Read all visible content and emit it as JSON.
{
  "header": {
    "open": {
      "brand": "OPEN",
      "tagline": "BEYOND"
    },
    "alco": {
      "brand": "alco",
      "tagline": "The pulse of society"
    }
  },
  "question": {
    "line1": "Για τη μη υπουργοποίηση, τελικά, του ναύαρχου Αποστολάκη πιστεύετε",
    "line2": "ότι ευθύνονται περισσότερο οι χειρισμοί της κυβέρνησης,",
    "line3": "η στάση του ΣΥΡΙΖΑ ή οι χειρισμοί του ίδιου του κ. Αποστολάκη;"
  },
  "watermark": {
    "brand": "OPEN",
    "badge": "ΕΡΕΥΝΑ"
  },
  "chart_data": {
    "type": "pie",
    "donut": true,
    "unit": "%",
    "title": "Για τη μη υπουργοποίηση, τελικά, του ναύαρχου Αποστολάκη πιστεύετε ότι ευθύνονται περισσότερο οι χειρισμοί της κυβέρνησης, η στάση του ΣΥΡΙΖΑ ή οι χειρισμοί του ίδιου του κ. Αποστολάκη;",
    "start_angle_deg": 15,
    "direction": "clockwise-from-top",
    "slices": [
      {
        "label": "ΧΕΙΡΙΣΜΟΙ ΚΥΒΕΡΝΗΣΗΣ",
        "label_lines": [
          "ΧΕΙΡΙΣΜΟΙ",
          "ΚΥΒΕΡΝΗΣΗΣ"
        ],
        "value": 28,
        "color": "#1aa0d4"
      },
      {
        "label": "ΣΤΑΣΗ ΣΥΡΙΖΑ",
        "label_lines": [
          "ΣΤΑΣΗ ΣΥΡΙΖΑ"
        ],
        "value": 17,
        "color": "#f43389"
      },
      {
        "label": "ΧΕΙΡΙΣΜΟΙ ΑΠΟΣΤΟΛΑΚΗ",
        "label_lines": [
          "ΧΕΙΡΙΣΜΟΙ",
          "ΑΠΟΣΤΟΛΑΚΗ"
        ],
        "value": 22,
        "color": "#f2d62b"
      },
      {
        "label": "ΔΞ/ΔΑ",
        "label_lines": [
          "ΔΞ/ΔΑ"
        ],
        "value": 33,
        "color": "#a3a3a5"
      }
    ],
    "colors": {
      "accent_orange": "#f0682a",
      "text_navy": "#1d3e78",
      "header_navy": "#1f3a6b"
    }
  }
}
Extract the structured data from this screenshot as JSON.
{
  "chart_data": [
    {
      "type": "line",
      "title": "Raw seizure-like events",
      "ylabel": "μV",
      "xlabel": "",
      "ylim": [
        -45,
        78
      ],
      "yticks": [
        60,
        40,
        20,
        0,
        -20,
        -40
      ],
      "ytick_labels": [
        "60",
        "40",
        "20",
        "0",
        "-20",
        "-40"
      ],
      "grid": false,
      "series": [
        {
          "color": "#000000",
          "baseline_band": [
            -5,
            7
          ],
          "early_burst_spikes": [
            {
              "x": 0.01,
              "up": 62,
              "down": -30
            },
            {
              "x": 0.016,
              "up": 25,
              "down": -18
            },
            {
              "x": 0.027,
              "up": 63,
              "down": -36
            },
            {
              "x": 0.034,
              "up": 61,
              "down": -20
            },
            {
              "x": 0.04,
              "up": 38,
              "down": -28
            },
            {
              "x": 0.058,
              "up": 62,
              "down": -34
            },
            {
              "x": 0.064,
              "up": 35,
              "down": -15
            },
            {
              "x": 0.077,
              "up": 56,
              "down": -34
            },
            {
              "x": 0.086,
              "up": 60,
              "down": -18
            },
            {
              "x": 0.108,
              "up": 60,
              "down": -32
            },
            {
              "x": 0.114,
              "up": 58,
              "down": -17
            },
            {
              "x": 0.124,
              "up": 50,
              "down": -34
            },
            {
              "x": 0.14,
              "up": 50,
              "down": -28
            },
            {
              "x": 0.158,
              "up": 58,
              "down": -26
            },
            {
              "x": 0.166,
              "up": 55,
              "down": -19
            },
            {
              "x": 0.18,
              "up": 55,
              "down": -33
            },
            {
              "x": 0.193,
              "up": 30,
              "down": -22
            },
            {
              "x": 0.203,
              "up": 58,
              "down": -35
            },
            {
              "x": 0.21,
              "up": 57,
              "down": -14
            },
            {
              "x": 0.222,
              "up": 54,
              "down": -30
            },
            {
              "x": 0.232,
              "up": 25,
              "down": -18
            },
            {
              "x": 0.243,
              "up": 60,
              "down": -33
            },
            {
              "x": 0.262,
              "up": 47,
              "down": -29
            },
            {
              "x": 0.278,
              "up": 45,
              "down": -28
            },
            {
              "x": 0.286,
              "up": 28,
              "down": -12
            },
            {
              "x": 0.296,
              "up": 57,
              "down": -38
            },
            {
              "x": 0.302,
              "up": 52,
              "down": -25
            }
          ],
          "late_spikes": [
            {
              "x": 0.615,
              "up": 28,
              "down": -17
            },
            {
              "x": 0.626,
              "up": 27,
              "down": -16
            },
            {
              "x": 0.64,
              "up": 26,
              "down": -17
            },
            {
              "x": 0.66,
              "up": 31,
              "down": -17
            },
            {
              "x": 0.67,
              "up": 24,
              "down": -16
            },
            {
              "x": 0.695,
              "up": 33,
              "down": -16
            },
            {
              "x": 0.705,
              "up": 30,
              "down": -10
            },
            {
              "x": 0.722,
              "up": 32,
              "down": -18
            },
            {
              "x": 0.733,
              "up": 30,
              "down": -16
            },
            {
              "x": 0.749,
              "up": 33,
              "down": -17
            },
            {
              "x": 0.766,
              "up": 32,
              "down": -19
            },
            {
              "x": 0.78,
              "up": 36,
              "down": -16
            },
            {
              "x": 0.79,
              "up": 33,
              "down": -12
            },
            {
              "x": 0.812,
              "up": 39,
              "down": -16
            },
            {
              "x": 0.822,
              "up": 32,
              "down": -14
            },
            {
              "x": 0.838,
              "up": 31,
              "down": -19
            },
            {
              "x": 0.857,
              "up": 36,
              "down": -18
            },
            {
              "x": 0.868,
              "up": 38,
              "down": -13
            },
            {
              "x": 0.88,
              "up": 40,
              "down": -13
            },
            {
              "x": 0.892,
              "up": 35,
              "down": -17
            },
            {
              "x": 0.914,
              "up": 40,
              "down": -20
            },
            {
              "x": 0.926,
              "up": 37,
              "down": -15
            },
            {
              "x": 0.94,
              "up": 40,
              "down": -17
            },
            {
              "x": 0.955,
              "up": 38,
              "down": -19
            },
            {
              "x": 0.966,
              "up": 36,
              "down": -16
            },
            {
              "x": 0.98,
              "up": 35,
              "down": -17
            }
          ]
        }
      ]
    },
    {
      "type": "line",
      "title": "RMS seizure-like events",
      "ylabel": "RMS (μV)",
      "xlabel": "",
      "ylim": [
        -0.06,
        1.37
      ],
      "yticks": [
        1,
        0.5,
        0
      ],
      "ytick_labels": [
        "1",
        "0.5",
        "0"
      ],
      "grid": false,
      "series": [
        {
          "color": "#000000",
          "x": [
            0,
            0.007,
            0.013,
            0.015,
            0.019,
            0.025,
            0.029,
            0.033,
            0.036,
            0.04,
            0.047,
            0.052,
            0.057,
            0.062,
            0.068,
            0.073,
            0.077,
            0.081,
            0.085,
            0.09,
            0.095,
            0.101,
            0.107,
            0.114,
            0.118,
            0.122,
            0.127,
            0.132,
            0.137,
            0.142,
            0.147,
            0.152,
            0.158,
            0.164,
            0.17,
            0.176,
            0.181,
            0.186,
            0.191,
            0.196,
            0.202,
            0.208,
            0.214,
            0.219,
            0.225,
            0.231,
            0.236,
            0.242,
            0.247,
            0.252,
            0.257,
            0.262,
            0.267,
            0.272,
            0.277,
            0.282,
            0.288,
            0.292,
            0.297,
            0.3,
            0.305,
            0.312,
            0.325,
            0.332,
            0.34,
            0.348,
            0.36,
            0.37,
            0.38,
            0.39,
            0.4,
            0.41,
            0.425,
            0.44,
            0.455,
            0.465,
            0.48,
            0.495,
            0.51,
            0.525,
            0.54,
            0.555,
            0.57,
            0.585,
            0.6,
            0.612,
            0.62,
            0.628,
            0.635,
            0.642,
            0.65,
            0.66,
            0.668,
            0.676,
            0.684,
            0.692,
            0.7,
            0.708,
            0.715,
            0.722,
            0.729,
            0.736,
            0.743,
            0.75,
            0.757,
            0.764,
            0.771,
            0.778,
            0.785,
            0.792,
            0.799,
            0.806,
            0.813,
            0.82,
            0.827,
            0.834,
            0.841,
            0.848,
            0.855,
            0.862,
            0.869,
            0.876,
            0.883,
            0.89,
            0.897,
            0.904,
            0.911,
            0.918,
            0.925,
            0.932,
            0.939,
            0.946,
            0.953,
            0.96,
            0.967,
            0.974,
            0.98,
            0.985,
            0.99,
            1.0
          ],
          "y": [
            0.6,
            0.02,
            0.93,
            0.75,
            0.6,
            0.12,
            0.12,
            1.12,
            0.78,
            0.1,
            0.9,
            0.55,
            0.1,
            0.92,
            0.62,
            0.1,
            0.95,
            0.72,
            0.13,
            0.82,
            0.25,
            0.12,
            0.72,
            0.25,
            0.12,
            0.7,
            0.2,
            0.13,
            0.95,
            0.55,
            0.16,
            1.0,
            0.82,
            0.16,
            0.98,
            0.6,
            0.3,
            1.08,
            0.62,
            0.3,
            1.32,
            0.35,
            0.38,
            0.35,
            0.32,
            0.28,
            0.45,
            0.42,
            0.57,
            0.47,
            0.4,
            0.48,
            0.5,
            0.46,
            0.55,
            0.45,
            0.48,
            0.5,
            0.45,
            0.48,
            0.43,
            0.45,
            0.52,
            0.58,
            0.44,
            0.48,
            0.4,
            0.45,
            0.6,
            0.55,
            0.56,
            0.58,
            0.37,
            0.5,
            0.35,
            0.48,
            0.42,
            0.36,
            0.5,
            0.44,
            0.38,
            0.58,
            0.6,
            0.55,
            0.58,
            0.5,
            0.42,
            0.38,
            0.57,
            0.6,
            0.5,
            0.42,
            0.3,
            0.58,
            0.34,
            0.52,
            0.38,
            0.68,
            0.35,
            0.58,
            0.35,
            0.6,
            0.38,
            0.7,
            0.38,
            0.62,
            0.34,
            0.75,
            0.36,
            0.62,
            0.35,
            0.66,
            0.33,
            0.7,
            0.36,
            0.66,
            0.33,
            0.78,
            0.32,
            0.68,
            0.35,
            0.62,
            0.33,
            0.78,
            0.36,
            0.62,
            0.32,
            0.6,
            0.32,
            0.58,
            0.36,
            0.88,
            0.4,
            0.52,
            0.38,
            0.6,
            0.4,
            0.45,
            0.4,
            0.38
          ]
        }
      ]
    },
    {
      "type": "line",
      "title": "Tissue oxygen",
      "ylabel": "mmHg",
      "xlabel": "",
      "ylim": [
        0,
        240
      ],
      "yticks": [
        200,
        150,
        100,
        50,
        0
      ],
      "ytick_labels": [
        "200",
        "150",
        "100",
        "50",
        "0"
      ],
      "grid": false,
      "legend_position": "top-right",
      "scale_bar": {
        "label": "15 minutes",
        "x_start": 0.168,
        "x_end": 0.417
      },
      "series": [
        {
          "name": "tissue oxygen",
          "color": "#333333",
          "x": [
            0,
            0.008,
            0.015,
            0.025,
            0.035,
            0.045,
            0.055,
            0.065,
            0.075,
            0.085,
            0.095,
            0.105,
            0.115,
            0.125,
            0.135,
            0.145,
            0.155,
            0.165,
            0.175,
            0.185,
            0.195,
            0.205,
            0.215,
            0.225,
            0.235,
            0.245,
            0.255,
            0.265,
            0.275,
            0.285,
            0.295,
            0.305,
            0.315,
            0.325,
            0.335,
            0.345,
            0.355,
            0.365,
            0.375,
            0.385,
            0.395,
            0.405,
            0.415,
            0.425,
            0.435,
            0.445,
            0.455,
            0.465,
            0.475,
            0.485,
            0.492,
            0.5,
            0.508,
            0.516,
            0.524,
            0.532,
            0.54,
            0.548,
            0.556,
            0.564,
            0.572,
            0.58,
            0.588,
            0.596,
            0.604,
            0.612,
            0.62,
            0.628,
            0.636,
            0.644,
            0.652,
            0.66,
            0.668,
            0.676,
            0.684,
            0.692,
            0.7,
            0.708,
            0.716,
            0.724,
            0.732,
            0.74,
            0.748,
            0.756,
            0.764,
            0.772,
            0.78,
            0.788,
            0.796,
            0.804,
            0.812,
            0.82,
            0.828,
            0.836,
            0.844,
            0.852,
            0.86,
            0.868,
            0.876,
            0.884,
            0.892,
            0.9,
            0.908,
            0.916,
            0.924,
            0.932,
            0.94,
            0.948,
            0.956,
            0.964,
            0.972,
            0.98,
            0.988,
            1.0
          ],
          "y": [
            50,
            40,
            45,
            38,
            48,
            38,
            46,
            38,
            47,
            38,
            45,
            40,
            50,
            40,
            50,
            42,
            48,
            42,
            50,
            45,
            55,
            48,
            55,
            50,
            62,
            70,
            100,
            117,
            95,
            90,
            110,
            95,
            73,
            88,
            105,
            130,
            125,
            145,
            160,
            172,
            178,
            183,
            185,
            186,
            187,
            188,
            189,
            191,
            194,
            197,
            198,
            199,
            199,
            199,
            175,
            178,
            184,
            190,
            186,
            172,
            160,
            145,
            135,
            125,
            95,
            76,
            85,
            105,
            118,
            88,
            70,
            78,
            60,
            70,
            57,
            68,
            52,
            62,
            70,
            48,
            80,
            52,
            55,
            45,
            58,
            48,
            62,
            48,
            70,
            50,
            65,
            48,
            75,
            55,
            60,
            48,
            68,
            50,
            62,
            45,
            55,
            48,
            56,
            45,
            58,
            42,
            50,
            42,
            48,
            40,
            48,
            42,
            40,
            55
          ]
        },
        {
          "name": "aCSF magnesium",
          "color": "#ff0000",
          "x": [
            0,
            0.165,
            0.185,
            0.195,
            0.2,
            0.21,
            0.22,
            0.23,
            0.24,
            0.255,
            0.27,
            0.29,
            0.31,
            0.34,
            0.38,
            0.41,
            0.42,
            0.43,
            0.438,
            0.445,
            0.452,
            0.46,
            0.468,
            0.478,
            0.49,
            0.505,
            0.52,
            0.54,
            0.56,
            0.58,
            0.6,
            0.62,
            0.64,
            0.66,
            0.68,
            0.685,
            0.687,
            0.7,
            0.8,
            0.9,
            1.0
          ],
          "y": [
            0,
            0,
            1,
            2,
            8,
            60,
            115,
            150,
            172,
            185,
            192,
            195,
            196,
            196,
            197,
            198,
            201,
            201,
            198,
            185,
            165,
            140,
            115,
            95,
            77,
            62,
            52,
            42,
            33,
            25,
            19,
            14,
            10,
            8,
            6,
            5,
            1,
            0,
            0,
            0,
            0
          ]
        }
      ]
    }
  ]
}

# # # # # # #

TASK STATEMENT: List all lines above in which the string "from" appears.

OUTPUT FOR THIS EXERCISE:
    "direction": "clockwise-from-top",
Extract the structured data from this screenshot as JSON.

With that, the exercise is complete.